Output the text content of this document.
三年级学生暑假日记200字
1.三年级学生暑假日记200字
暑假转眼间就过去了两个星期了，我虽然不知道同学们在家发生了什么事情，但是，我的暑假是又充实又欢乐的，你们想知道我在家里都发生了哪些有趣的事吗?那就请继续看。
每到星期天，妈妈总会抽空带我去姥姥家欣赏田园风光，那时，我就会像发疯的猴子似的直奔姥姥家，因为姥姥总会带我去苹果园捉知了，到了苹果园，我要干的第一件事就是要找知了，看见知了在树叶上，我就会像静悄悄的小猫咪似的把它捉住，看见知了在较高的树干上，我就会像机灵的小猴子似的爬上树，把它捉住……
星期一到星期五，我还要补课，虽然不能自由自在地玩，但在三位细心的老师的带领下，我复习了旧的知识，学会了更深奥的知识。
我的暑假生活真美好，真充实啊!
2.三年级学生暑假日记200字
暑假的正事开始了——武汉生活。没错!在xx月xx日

※

=== What you have to do ===
Transcribe each record exactly. Leave nothing out.

=== Exercise response ===
Output the text content of this document.
三年级学生暑假日记200字
1.三年级学生暑假日记200字
暑假转眼间就过去了两个星期了，我虽然不知道同学们在家发生了什么事情，但是，我的暑假是又充实又欢乐的，你们想知道我在家里都发生了哪些有趣的事吗?那就请继续看。
每到星期天，妈妈总会抽空带我去姥姥家欣赏田园风光，那时，我就会像发疯的猴子似的直奔姥姥家，因为姥姥总会带我去苹果园捉知了，到了苹果园，我要干的第一件事就是要找知了，看见知了在树叶上，我就会像静悄悄的小猫咪似的把它捉住，看见知了在较高的树干上，我就会像机灵的小猴子似的爬上树，把它捉住……
星期一到星期五，我还要补课，虽然不能自由自在地玩，但在三位细心的老师的带领下，我复习了旧的知识，学会了更深奥的知识。
我的暑假生活真美好，真充实啊!
2.三年级学生暑假日记200字
暑假的正事开始了——武汉生活。没错!在xx月xx日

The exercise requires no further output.